> **Stated goal**
For this exercise, repeat all of the material verbatim apart from its images.

[Entries from a dataset]
# # # # #

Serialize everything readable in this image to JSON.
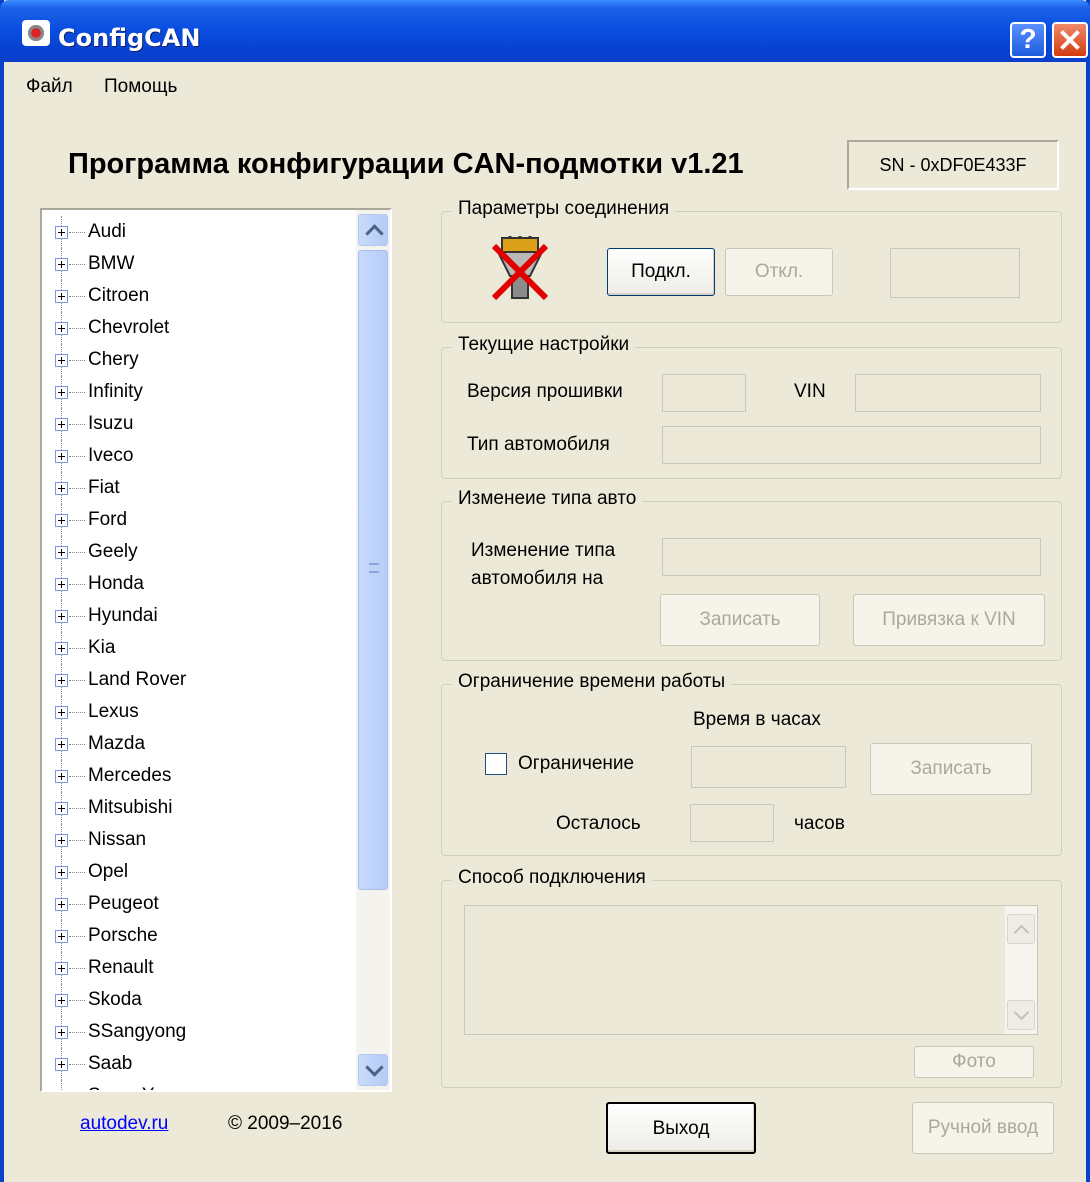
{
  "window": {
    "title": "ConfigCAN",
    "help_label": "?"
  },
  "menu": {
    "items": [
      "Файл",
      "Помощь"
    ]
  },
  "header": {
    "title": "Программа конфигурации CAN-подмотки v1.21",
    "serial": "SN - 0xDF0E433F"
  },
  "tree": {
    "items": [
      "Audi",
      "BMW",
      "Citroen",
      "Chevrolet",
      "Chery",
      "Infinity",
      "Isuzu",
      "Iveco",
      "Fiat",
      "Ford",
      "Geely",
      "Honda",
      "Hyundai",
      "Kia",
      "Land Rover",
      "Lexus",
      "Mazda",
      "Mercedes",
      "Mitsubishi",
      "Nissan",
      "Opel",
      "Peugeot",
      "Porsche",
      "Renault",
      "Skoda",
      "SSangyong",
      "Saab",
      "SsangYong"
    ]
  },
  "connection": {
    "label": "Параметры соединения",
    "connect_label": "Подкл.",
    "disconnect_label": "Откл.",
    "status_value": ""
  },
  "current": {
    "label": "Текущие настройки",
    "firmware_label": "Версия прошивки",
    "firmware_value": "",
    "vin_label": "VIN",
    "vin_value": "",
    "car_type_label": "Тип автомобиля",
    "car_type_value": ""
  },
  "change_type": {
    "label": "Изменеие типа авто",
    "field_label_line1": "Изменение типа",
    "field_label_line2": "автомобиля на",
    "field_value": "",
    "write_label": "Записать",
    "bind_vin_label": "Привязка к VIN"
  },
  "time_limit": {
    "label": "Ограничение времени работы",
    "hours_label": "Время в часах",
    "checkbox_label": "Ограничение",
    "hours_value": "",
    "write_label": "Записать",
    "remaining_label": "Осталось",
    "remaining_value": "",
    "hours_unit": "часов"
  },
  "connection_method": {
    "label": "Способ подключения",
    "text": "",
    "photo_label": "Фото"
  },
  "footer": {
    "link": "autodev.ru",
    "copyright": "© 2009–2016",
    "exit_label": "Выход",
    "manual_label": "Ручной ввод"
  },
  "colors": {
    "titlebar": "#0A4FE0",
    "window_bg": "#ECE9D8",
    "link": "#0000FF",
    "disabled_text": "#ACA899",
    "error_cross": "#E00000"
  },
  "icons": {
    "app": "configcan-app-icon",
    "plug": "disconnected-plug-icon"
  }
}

# # # # #

> **Response to this task**
Serialize everything readable in this image to JSON.
{
  "window": {
    "title": "ConfigCAN",
    "help_label": "?"
  },
  "menu": {
    "items": [
      "Файл",
      "Помощь"
    ]
  },
  "header": {
    "title": "Программа конфигурации CAN-подмотки v1.21",
    "serial": "SN - 0xDF0E433F"
  },
  "tree": {
    "items": [
      "Audi",
      "BMW",
      "Citroen",
      "Chevrolet",
      "Chery",
      "Infinity",
      "Isuzu",
      "Iveco",
      "Fiat",
      "Ford",
      "Geely",
      "Honda",
      "Hyundai",
      "Kia",
      "Land Rover",
      "Lexus",
      "Mazda",
      "Mercedes",
      "Mitsubishi",
      "Nissan",
      "Opel",
      "Peugeot",
      "Porsche",
      "Renault",
      "Skoda",
      "SSangyong",
      "Saab",
      "SsangYong"
    ]
  },
  "connection": {
    "label": "Параметры соединения",
    "connect_label": "Подкл.",
    "disconnect_label": "Откл.",
    "status_value": ""
  },
  "current": {
    "label": "Текущие настройки",
    "firmware_label": "Версия прошивки",
    "firmware_value": "",
    "vin_label": "VIN",
    "vin_value": "",
    "car_type_label": "Тип автомобиля",
    "car_type_value": ""
  },
  "change_type": {
    "label": "Изменеие типа авто",
    "field_label_line1": "Изменение типа",
    "field_label_line2": "автомобиля на",
    "field_value": "",
    "write_label": "Записать",
    "bind_vin_label": "Привязка к VIN"
  },
  "time_limit": {
    "label": "Ограничение времени работы",
    "hours_label": "Время в часах",
    "checkbox_label": "Ограничение",
    "hours_value": "",
    "write_label": "Записать",
    "remaining_label": "Осталось",
    "remaining_value": "",
    "hours_unit": "часов"
  },
  "connection_method": {
    "label": "Способ подключения",
    "text": "",
    "photo_label": "Фото"
  },
  "footer": {
    "link": "autodev.ru",
    "copyright": "© 2009–2016",
    "exit_label": "Выход",
    "manual_label": "Ручной ввод"
  },
  "colors": {
    "titlebar": "#0A4FE0",
    "window_bg": "#ECE9D8",
    "link": "#0000FF",
    "disabled_text": "#ACA899",
    "error_cross": "#E00000"
  },
  "icons": {
    "app": "configcan-app-icon",
    "plug": "disconnected-plug-icon"
  }
}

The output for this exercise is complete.